-- Start of RECORDS SUPPLIED --

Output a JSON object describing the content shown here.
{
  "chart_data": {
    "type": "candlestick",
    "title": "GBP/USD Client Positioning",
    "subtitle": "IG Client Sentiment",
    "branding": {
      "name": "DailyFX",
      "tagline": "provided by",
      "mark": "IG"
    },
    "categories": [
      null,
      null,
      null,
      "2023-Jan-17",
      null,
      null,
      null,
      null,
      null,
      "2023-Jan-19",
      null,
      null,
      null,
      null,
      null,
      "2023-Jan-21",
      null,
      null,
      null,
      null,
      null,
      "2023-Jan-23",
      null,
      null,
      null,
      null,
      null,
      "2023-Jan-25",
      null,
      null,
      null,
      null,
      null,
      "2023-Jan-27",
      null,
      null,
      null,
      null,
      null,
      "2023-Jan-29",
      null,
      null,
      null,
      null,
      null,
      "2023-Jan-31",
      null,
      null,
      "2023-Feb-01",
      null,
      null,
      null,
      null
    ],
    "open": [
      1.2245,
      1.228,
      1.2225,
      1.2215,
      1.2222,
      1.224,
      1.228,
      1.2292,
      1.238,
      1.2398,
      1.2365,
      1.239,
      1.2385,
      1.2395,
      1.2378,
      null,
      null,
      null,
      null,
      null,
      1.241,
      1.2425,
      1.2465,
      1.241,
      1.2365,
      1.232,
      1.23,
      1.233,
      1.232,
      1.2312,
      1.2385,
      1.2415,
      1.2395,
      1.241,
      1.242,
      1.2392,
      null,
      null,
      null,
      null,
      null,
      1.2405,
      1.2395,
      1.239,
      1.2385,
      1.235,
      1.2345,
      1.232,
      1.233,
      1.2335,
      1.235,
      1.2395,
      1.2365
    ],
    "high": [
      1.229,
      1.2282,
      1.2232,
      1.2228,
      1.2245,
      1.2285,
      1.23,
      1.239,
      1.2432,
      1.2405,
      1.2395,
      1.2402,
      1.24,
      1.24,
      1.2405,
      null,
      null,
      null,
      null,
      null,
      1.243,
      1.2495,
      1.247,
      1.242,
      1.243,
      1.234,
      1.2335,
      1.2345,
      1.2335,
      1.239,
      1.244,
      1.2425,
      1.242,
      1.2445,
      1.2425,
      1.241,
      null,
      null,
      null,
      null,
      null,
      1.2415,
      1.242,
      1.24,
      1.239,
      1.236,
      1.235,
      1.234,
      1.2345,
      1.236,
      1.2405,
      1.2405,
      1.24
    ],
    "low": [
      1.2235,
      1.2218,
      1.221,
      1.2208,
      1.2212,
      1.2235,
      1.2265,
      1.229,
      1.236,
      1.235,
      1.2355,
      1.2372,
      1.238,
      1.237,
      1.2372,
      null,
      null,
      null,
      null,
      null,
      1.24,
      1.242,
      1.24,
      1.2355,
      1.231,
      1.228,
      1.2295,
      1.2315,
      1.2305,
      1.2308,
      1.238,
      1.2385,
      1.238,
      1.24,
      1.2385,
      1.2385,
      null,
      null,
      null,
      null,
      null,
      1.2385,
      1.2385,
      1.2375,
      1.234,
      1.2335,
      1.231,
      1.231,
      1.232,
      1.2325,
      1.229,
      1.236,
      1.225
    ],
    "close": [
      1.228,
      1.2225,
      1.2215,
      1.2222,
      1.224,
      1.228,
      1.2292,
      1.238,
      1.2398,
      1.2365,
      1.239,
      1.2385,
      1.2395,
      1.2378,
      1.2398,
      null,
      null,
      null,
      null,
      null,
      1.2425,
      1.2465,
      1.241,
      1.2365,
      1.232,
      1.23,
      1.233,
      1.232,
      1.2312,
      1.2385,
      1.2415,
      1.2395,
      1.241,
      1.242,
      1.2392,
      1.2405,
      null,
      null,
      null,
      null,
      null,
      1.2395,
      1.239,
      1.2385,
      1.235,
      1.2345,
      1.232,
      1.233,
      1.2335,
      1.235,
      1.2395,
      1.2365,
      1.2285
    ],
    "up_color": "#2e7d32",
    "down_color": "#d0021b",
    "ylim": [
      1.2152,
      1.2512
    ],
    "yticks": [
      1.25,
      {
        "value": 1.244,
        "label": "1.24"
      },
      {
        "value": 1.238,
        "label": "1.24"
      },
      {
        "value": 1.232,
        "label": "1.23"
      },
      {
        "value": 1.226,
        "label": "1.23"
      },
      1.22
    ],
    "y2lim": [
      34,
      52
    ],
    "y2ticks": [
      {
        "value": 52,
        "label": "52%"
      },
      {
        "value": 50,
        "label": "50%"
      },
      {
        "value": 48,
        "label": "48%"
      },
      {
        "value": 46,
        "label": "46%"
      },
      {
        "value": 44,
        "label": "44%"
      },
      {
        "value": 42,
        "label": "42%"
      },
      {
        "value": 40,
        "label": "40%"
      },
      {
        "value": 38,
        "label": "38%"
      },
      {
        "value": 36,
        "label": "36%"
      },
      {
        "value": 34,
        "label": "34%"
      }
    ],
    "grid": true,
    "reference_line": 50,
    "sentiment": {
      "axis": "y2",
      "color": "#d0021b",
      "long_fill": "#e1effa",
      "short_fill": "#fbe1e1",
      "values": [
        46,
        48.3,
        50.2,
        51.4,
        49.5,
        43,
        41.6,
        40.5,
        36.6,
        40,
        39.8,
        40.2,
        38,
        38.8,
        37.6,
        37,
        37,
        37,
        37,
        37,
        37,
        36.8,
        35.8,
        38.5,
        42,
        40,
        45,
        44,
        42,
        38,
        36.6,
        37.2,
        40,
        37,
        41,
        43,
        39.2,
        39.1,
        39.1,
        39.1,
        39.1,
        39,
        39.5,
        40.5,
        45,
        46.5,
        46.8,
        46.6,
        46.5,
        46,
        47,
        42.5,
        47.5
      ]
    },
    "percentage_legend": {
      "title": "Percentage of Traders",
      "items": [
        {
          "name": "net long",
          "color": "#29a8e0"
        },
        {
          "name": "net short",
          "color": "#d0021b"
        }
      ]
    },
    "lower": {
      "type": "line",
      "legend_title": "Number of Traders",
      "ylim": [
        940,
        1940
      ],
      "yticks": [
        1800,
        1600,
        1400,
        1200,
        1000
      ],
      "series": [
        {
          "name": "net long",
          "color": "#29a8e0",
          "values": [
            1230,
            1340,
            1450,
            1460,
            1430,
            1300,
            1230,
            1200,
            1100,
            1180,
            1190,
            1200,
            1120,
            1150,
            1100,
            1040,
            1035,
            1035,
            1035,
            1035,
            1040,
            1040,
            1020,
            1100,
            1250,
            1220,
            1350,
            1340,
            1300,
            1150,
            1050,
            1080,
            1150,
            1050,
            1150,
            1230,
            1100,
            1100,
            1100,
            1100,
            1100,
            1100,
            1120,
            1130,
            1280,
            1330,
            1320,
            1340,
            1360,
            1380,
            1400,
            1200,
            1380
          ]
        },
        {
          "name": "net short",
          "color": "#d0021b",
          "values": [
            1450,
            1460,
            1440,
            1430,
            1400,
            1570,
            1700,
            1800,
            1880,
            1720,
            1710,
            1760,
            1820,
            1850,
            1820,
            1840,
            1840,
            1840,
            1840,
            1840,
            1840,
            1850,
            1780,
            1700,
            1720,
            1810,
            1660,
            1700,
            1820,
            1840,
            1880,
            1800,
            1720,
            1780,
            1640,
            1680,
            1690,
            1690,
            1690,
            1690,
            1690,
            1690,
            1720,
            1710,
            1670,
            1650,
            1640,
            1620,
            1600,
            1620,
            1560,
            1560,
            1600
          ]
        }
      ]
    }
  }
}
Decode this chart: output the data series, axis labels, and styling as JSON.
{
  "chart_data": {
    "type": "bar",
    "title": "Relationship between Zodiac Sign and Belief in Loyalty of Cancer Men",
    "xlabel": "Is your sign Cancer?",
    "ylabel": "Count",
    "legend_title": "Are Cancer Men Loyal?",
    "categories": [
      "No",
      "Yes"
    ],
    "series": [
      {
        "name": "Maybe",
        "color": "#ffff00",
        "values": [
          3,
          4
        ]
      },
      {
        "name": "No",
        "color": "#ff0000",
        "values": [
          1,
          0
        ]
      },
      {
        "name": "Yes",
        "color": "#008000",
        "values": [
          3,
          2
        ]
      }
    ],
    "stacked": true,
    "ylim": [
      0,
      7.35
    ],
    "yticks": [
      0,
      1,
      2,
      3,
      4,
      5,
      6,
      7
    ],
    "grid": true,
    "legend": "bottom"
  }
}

-- End of RECORDS SUPPLIED --

From the records above, pick out and copy each line holding the word "series".

      "series": [
Decode this chart: output the data series, axis labels, and styling as JSON.
    "series": [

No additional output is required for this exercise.